* Start SOURCE DOCUMENT *

The contribution must:
- be made on or before December 31 of the year the beneficiary turns 49 years of age
- not be a rollover
The beneficiary must:
- be a resident of Canada at the time the contribution is made
- be approved for the Disability Tax Credit (DTC)
- have a valid social insurance number (SIN)
- be alive
The holder must:
- open an RDSP
- complete a grant and bond application form
- provide the signed application form directly to the financial institution on or before December 31 of the year the beneficiary turns 49 years of age
- deposit or authorize a contribution into the RDSP
- receive a children's special allowance for at least one month in the year to maximize the grant when the holder is an organization, and the beneficiary is under 18
- have a valid SIN or Business Number (BN)
- ensure that the lifetime limit of $200,000 of contributions is not exceeded
Note: The enhanced matching rate is available until December 31 of the year as the beneficiary turns 18. The special allowance ceases to be payable when the child reaches 18 years old.
The financial institution must:
- have received approval and authorization from the Canada Revenue Agency (CRA) and ESDC to offer the RDSP, the grant and the bond
- ensure the information on the application form is accurate and complete
- submit the information electronically for processing to ESDC
- complete any required action as a result of processing with ESDC such as correct SIN numbers, add missing information
- receive and distribute grant payments to the RDSP
- provide statements of account to the holder
9.2.1 Grant annual matching rates
The Canada Disability Savings Act (CDSA) sets out the amount of grant that may be paid into an RDSP.
Based on the beneficiary's family income and the annual contribution amount, the Government of Canada will contribute grants at rates of 300%, 200%, or 100%.

* End SOURCE DOCUMENT *
* Start PROVIDED RECORDS *

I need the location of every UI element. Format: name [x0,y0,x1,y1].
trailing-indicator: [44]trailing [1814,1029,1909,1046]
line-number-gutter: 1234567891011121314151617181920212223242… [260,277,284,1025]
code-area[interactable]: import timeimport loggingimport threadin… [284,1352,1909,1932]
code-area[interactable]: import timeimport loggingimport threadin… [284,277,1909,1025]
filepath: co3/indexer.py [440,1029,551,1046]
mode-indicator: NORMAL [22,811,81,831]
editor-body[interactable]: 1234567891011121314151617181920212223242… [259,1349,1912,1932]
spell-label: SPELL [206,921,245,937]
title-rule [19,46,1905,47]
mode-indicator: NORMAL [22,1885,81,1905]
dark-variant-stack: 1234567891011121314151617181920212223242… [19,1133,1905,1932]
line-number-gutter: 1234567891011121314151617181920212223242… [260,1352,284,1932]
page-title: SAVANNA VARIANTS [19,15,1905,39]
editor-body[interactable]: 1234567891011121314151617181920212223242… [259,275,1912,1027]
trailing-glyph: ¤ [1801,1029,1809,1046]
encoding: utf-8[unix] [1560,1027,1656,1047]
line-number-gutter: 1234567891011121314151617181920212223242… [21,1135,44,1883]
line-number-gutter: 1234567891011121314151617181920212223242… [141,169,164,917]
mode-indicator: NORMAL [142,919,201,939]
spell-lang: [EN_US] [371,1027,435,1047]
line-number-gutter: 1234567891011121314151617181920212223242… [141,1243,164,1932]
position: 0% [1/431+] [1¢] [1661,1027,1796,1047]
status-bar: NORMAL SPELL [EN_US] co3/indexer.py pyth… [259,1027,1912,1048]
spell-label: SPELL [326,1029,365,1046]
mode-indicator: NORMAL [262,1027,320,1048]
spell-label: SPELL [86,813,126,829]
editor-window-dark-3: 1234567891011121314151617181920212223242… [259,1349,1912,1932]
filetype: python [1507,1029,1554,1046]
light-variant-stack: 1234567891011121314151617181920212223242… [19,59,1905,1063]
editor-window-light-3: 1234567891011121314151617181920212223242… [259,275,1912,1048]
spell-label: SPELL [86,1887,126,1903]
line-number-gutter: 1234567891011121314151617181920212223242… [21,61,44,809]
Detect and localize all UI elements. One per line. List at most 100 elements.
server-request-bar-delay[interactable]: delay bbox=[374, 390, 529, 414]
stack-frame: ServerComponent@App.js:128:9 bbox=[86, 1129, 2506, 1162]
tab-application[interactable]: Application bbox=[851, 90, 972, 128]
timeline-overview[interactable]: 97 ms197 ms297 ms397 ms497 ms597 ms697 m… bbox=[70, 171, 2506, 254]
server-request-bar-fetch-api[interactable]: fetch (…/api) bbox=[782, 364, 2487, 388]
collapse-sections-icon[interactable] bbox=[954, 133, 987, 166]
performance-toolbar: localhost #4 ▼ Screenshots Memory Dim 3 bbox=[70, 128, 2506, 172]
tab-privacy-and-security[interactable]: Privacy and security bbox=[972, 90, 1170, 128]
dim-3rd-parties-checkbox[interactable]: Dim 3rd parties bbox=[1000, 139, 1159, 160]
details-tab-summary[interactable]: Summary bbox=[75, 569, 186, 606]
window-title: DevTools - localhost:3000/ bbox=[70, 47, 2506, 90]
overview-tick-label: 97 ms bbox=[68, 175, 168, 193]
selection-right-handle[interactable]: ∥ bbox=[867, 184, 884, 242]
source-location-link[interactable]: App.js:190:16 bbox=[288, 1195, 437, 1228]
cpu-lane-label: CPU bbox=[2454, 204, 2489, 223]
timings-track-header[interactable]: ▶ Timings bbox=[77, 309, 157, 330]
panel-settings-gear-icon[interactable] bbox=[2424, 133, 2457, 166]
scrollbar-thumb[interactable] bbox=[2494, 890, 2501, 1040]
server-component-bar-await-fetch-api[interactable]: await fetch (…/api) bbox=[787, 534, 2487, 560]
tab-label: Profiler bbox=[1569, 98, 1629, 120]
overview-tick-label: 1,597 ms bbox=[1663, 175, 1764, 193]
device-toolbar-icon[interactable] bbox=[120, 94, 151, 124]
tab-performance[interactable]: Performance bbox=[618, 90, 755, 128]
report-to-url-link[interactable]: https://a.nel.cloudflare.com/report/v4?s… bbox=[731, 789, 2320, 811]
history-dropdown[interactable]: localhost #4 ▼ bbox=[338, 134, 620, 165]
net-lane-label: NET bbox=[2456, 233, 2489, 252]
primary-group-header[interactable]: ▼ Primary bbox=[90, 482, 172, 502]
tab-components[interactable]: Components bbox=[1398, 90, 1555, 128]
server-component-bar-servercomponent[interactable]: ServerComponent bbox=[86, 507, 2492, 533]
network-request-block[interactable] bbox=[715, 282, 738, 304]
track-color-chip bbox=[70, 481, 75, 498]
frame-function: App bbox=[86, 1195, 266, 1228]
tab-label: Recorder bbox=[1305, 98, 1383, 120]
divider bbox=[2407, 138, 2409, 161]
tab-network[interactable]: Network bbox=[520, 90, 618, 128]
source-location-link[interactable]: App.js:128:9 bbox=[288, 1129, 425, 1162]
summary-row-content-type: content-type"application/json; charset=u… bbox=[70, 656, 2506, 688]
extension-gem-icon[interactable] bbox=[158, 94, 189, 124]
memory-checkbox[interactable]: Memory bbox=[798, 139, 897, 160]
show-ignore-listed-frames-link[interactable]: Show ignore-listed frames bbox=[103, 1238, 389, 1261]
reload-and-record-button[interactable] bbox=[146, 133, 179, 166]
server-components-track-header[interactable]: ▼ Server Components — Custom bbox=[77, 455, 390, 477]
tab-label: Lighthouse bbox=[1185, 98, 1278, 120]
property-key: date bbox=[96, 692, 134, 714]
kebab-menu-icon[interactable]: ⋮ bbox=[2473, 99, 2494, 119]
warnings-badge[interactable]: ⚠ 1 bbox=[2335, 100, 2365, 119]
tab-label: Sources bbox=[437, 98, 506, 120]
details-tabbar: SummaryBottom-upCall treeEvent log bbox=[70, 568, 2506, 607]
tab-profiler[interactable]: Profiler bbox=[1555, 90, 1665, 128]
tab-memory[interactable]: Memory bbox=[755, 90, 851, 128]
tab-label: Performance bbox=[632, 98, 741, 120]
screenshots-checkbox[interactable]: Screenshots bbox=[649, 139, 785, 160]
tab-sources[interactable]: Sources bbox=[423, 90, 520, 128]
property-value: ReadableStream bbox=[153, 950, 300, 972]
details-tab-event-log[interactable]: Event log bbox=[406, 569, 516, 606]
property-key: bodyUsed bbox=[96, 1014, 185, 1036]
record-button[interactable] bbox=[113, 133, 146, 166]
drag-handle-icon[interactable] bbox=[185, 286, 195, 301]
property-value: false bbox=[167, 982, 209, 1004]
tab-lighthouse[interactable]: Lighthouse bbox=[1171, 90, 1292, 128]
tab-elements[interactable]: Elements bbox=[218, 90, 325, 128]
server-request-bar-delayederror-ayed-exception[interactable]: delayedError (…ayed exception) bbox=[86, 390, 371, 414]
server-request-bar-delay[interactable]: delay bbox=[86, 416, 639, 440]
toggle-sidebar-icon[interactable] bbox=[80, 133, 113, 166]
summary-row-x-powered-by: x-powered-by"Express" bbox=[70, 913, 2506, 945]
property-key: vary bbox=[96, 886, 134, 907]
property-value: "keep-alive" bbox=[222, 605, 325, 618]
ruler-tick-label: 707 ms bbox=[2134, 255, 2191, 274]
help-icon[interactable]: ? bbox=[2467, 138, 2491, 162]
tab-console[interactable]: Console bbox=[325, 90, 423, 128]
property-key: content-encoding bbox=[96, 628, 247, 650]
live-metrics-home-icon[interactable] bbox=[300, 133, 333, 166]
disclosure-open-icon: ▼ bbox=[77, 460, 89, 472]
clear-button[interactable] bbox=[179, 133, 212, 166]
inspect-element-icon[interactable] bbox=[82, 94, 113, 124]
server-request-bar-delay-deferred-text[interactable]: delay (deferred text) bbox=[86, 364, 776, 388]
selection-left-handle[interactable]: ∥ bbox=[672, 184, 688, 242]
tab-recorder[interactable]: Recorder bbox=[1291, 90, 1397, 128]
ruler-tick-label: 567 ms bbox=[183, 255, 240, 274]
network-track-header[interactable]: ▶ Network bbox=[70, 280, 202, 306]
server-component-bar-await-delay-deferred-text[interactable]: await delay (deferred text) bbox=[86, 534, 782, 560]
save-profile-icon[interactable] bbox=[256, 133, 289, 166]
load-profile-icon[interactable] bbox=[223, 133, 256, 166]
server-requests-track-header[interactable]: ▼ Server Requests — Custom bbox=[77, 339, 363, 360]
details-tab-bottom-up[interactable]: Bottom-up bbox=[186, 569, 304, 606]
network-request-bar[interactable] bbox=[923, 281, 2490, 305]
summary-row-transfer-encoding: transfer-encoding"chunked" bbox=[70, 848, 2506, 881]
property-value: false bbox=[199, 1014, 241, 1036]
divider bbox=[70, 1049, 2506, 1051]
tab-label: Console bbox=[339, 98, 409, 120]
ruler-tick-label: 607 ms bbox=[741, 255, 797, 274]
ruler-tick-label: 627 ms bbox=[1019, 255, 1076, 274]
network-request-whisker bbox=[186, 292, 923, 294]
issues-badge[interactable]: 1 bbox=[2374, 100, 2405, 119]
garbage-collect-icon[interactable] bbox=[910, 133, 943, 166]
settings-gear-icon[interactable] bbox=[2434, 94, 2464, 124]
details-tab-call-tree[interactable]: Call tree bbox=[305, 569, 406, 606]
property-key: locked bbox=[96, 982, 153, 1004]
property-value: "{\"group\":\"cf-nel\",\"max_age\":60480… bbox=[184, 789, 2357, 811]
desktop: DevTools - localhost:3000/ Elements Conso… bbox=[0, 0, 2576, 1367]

* End PROVIDED RECORDS *

**TASKS**
1. Answer these questions about the RDSP grant requirements text:
(a) By what date must a contribution be made?
(b) What lifetime limit on contributions must the holder make sure is not exceeded?
(c) At what rates will the Government of Canada contribute grants?
2. Please extend the RDSP grant requirements text, picking up after its final sentence.
The records are material apart from the RDSP grant text.

**OUTPUTS IN ORDER**
1.
(a) On or before December 31 of the year the beneficiary turns 49 years of age.
(b) $200,000.
(c) 300%, 200%, or 100%.

2.
The CRA indexes the income thresholds annually. Income threshold amounts are used to determine the grant amount a beneficiary could receive each year. The month of January is used to set the grant matching rate for all contributions made in a given year.
Beneficiary's family income | Matching grant | Maximum grant payable per Year |
---|---|---|
Less than or equal to the second threshold | On the first $500 grant equivalent to 300% ($3 for every $1 of eligible contributions) | $1,500 |
Less than or equal to the second threshold | On the next $1,000 grant equivalent to 200% ($2 for every $1 of eligible contributions) | $2,000 |
Greater than second threshold or if no income information is available from the CRA | On the first $1,000 grant equivalent to 100% ($1 for every $1 of eligible contributions) | $1,000 |
Note: For current income levels, refer to the CRA tax bracket thresholds table. The table provides information about tax bracket thresholds for the last 4 tax years. You can also visit our information bulletins page to find important information about RDSPs changes, including annual adjustments to income thresholds.
9.2.2 Family income
Family income is validated with information held by the CRA based on filed income tax returns.
The grant match rate is determined using income data from the second preceding tax year. Except for children in respect of whom the Canada Child Benefit (CCB) is first payable after the month of June of a given year. In which case the primary caregiver's (PCG) income from the previous year is used. This is because CRA does not complete processing the tax data from the immediately preceding year until the second half of the year. The only assessed income data available will be of the second preceding taxation year.
For example, the tax data used in January 2022 will be from 2020. It is also important to note that the determination of a beneficiary's family income will differ, depending on their age.
The holder should ensure the beneficiary's family income information is on file at the CRA to maximize grant payments. The grant matching rate at 300% or 200% can only be determined once the family income is verified.
9.2.2.1 Beneficiary at the age of majority
Beginning the calendar year, the beneficiary turns 19 until the end of the calendar year the beneficiary turns 49, the beneficiary's family income includes their and their spouse's income. This remains true regardless of whether the adult beneficiary is a dependant of a parent/guardian.
To ensure the beneficiary's eligibility for the highest grant amount verification, they must file personal income tax returns starting from the year they turn 17. Beneficiaries must continue to file for all future taxation years, even if they have no income to report. The parent's or guardian's family income will be used when the beneficiary is 18 years of age or under. This applies until December 31 of the year in which they turn 18.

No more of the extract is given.